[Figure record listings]
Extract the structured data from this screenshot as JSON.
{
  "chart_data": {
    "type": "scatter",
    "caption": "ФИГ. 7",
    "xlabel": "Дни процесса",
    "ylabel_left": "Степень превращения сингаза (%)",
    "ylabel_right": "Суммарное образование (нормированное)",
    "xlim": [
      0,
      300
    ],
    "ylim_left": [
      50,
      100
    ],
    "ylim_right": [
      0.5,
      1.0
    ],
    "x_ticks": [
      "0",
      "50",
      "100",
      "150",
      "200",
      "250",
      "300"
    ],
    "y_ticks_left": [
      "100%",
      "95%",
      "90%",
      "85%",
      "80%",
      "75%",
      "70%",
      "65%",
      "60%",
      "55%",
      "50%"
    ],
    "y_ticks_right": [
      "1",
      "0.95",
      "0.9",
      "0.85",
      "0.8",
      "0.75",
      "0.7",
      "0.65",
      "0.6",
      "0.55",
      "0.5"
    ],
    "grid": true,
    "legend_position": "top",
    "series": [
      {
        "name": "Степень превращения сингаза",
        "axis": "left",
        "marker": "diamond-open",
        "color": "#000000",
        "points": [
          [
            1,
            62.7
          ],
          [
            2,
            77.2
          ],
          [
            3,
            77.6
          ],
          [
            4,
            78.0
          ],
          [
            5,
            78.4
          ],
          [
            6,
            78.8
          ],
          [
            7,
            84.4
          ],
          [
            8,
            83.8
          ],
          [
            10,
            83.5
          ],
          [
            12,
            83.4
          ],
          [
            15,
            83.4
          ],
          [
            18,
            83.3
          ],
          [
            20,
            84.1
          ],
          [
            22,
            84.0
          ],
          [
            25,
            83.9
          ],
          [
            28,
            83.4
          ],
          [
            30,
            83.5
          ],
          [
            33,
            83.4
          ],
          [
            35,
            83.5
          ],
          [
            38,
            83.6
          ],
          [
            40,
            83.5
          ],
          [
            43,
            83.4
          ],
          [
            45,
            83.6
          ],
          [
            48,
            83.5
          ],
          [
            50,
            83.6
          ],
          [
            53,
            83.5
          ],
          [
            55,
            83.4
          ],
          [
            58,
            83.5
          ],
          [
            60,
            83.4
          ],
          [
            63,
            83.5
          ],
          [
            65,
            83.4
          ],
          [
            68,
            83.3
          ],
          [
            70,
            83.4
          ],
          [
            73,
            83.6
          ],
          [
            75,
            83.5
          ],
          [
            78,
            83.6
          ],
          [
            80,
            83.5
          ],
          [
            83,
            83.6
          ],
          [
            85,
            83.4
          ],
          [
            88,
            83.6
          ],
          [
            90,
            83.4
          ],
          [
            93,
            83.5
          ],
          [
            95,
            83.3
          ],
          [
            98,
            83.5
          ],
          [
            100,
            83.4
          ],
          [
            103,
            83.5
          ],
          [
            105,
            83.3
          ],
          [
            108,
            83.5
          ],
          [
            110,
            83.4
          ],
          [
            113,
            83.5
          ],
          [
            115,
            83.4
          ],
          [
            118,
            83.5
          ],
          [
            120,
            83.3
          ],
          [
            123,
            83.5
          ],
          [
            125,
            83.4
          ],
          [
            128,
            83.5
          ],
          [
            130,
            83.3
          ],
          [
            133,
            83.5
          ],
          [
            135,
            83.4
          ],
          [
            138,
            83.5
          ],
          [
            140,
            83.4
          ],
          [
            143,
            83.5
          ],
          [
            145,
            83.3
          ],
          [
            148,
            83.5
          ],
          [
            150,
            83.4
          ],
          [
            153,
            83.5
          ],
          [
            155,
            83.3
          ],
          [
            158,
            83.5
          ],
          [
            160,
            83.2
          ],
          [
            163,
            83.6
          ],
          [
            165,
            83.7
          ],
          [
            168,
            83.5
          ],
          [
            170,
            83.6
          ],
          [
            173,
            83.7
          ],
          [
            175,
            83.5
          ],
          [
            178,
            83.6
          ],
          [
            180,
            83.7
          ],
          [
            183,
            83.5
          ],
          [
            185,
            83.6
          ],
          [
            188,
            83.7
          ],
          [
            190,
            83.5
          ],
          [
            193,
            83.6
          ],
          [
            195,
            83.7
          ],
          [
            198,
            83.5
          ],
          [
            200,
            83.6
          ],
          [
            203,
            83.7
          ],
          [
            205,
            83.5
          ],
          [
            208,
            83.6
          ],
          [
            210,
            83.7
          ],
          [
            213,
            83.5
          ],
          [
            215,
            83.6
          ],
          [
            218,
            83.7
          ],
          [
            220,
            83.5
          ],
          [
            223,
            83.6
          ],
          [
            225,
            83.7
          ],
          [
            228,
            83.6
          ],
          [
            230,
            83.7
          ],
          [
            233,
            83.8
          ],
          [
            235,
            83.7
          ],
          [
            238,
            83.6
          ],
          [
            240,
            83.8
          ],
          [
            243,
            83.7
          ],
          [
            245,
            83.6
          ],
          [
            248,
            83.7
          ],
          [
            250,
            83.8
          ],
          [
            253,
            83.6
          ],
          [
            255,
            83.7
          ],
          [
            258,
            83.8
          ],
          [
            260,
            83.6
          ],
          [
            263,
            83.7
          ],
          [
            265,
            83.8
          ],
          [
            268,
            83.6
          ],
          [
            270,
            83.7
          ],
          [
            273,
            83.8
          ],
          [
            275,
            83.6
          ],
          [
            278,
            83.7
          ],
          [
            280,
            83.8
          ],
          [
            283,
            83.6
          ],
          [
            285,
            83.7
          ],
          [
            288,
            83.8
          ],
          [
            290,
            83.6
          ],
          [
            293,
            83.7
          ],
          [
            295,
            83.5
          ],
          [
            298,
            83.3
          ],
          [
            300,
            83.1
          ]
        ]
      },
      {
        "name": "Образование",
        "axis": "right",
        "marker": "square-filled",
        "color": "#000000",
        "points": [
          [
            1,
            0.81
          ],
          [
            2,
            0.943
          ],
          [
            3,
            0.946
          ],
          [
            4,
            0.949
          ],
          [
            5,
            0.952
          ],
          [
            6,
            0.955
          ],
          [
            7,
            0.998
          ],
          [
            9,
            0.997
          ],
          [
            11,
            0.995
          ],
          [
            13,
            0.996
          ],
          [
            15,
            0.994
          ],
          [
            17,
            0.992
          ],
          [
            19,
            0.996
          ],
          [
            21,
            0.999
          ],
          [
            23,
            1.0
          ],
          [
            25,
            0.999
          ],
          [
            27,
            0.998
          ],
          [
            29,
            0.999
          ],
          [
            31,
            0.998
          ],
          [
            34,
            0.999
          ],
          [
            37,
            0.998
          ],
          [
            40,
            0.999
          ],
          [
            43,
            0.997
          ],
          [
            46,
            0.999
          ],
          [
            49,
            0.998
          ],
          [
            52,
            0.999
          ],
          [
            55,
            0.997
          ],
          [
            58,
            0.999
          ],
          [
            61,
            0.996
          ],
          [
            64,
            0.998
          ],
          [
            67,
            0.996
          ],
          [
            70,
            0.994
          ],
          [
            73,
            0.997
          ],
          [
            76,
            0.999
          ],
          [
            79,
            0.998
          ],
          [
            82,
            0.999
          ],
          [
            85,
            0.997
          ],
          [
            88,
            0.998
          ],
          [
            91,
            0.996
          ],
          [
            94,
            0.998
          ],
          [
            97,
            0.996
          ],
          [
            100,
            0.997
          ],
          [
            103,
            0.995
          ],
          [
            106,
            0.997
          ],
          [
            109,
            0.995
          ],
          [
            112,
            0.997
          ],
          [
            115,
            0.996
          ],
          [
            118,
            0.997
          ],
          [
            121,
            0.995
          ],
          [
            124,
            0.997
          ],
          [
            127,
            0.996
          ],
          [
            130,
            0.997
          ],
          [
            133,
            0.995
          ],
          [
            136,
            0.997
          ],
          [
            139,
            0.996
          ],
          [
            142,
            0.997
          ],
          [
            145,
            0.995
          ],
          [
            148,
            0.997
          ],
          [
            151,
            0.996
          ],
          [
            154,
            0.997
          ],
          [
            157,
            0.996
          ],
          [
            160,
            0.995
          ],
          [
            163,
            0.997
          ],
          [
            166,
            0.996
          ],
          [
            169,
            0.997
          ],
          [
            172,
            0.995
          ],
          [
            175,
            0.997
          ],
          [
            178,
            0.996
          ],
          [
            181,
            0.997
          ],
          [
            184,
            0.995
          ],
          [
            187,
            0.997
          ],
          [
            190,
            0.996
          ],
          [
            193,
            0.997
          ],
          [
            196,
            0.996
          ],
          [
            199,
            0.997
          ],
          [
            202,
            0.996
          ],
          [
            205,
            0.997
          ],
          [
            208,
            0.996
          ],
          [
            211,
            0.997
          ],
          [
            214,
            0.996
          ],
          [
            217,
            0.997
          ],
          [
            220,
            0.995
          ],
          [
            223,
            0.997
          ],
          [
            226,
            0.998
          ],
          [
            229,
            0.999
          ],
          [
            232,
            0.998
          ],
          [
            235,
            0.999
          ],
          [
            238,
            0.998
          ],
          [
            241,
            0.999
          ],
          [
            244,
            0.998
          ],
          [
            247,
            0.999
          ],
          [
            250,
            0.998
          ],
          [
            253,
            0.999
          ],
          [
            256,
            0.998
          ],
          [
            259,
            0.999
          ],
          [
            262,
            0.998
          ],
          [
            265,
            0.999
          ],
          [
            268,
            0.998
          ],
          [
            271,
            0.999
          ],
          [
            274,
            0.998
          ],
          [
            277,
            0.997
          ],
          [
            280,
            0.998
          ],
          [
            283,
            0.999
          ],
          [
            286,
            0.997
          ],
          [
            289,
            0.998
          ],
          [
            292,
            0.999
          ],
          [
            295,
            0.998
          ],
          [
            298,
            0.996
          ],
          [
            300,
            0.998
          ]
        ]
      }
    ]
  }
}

Instruction: Search the data for "Степень". Copy every line that has it.

Written solution:
    "ylabel_left": "Степень превращения сингаза (%)",
        "name": "Степень превращения сингаза",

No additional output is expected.